● **SHORT PROBLEM**:
Every record here needs to be written out again exactly.

□ □ □

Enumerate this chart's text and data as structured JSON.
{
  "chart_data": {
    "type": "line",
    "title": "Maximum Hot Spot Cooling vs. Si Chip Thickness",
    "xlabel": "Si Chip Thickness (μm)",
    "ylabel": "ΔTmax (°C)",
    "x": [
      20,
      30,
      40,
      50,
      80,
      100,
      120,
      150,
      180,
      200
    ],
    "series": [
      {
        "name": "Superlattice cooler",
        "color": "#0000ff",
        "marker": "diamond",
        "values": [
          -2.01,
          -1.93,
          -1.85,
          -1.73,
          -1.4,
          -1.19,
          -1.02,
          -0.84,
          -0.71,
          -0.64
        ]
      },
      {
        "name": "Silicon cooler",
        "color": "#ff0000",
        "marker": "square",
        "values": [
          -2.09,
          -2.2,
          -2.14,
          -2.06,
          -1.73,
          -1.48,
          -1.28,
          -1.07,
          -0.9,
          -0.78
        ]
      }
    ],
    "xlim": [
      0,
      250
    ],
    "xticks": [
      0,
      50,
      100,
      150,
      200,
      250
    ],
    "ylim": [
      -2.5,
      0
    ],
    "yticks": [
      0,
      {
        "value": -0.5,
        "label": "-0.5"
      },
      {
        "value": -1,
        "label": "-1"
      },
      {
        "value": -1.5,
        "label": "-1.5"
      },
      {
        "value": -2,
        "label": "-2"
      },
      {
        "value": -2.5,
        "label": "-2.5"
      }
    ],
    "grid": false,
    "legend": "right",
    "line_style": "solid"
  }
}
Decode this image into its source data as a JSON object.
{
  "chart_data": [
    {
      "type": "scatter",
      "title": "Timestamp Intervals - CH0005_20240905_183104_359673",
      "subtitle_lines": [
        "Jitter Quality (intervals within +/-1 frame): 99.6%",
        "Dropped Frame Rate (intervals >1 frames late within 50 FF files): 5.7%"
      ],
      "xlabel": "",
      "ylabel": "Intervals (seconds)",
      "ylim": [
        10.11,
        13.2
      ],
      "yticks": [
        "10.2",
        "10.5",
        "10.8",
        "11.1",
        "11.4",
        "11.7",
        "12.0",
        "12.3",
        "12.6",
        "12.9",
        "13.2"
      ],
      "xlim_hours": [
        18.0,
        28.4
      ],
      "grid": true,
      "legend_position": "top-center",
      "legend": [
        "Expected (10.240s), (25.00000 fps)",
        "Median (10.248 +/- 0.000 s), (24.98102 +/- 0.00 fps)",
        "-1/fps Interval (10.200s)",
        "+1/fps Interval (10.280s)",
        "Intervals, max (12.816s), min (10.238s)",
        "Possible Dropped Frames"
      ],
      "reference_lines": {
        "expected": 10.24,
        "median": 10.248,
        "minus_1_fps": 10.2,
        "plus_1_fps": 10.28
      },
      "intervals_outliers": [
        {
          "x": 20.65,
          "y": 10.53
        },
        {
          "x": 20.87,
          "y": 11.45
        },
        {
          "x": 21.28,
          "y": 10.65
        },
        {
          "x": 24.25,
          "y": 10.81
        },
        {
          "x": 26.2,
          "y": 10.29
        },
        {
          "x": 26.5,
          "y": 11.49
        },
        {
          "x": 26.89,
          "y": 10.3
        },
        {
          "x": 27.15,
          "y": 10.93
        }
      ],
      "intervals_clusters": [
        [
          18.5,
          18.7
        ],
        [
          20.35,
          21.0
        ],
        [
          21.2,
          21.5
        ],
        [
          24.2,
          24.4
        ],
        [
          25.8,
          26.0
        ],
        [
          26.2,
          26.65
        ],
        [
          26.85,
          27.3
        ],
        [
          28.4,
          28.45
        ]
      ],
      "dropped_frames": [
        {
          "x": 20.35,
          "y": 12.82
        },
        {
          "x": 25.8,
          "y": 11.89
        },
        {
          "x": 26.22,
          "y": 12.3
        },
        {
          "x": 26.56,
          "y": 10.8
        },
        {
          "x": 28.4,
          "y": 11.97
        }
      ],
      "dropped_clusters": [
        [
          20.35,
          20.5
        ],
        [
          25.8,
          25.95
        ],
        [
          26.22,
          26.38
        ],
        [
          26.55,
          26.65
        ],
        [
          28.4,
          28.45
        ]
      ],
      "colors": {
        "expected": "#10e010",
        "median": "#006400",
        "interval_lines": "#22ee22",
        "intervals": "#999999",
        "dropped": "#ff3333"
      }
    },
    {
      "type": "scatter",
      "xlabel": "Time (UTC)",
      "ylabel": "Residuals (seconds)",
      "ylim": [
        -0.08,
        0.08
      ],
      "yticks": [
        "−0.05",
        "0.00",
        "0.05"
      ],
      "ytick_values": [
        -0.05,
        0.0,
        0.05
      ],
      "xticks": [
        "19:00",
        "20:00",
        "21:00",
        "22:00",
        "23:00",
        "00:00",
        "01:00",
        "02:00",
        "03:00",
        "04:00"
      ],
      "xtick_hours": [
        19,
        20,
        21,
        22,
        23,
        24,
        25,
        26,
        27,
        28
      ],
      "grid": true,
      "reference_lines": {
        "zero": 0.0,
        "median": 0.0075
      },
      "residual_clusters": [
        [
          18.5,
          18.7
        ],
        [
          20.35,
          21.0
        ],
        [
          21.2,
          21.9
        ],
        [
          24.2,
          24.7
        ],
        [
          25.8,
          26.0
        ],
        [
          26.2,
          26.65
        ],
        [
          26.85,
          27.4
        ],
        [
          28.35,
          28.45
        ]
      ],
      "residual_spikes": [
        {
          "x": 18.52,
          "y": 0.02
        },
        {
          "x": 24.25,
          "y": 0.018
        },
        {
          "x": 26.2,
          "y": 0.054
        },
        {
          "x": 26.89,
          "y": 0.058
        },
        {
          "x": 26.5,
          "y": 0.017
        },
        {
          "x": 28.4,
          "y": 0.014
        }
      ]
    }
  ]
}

□ □ □

● **FINISHED EXERCISE**:
Enumerate this chart's text and data as structured JSON.
{
  "chart_data": {
    "type": "line",
    "title": "Maximum Hot Spot Cooling vs. Si Chip Thickness",
    "xlabel": "Si Chip Thickness (μm)",
    "ylabel": "ΔTmax (°C)",
    "x": [
      20,
      30,
      40,
      50,
      80,
      100,
      120,
      150,
      180,
      200
    ],
    "series": [
      {
        "name": "Superlattice cooler",
        "color": "#0000ff",
        "marker": "diamond",
        "values": [
          -2.01,
          -1.93,
          -1.85,
          -1.73,
          -1.4,
          -1.19,
          -1.02,
          -0.84,
          -0.71,
          -0.64
        ]
      },
      {
        "name": "Silicon cooler",
        "color": "#ff0000",
        "marker": "square",
        "values": [
          -2.09,
          -2.2,
          -2.14,
          -2.06,
          -1.73,
          -1.48,
          -1.28,
          -1.07,
          -0.9,
          -0.78
        ]
      }
    ],
    "xlim": [
      0,
      250
    ],
    "xticks": [
      0,
      50,
      100,
      150,
      200,
      250
    ],
    "ylim": [
      -2.5,
      0
    ],
    "yticks": [
      0,
      {
        "value": -0.5,
        "label": "-0.5"
      },
      {
        "value": -1,
        "label": "-1"
      },
      {
        "value": -1.5,
        "label": "-1.5"
      },
      {
        "value": -2,
        "label": "-2"
      },
      {
        "value": -2.5,
        "label": "-2.5"
      }
    ],
    "grid": false,
    "legend": "right",
    "line_style": "solid"
  }
}
Decode this image into its source data as a JSON object.
{
  "chart_data": [
    {
      "type": "scatter",
      "title": "Timestamp Intervals - CH0005_20240905_183104_359673",
      "subtitle_lines": [
        "Jitter Quality (intervals within +/-1 frame): 99.6%",
        "Dropped Frame Rate (intervals >1 frames late within 50 FF files): 5.7%"
      ],
      "xlabel": "",
      "ylabel": "Intervals (seconds)",
      "ylim": [
        10.11,
        13.2
      ],
      "yticks": [
        "10.2",
        "10.5",
        "10.8",
        "11.1",
        "11.4",
        "11.7",
        "12.0",
        "12.3",
        "12.6",
        "12.9",
        "13.2"
      ],
      "xlim_hours": [
        18.0,
        28.4
      ],
      "grid": true,
      "legend_position": "top-center",
      "legend": [
        "Expected (10.240s), (25.00000 fps)",
        "Median (10.248 +/- 0.000 s), (24.98102 +/- 0.00 fps)",
        "-1/fps Interval (10.200s)",
        "+1/fps Interval (10.280s)",
        "Intervals, max (12.816s), min (10.238s)",
        "Possible Dropped Frames"
      ],
      "reference_lines": {
        "expected": 10.24,
        "median": 10.248,
        "minus_1_fps": 10.2,
        "plus_1_fps": 10.28
      },
      "intervals_outliers": [
        {
          "x": 20.65,
          "y": 10.53
        },
        {
          "x": 20.87,
          "y": 11.45
        },
        {
          "x": 21.28,
          "y": 10.65
        },
        {
          "x": 24.25,
          "y": 10.81
        },
        {
          "x": 26.2,
          "y": 10.29
        },
        {
          "x": 26.5,
          "y": 11.49
        },
        {
          "x": 26.89,
          "y": 10.3
        },
        {
          "x": 27.15,
          "y": 10.93
        }
      ],
      "intervals_clusters": [
        [
          18.5,
          18.7
        ],
        [
          20.35,
          21.0
        ],
        [
          21.2,
          21.5
        ],
        [
          24.2,
          24.4
        ],
        [
          25.8,
          26.0
        ],
        [
          26.2,
          26.65
        ],
        [
          26.85,
          27.3
        ],
        [
          28.4,
          28.45
        ]
      ],
      "dropped_frames": [
        {
          "x": 20.35,
          "y": 12.82
        },
        {
          "x": 25.8,
          "y": 11.89
        },
        {
          "x": 26.22,
          "y": 12.3
        },
        {
          "x": 26.56,
          "y": 10.8
        },
        {
          "x": 28.4,
          "y": 11.97
        }
      ],
      "dropped_clusters": [
        [
          20.35,
          20.5
        ],
        [
          25.8,
          25.95
        ],
        [
          26.22,
          26.38
        ],
        [
          26.55,
          26.65
        ],
        [
          28.4,
          28.45
        ]
      ],
      "colors": {
        "expected": "#10e010",
        "median": "#006400",
        "interval_lines": "#22ee22",
        "intervals": "#999999",
        "dropped": "#ff3333"
      }
    },
    {
      "type": "scatter",
      "xlabel": "Time (UTC)",
      "ylabel": "Residuals (seconds)",
      "ylim": [
        -0.08,
        0.08
      ],
      "yticks": [
        "−0.05",
        "0.00",
        "0.05"
      ],
      "ytick_values": [
        -0.05,
        0.0,
        0.05
      ],
      "xticks": [
        "19:00",
        "20:00",
        "21:00",
        "22:00",
        "23:00",
        "00:00",
        "01:00",
        "02:00",
        "03:00",
        "04:00"
      ],
      "xtick_hours": [
        19,
        20,
        21,
        22,
        23,
        24,
        25,
        26,
        27,
        28
      ],
      "grid": true,
      "reference_lines": {
        "zero": 0.0,
        "median": 0.0075
      },
      "residual_clusters": [
        [
          18.5,
          18.7
        ],
        [
          20.35,
          21.0
        ],
        [
          21.2,
          21.9
        ],
        [
          24.2,
          24.7
        ],
        [
          25.8,
          26.0
        ],
        [
          26.2,
          26.65
        ],
        [
          26.85,
          27.4
        ],
        [
          28.35,
          28.45
        ]
      ],
      "residual_spikes": [
        {
          "x": 18.52,
          "y": 0.02
        },
        {
          "x": 24.25,
          "y": 0.018
        },
        {
          "x": 26.2,
          "y": 0.054
        },
        {
          "x": 26.89,
          "y": 0.058
        },
        {
          "x": 26.5,
          "y": 0.017
        },
        {
          "x": 28.4,
          "y": 0.014
        }
      ]
    }
  ]
}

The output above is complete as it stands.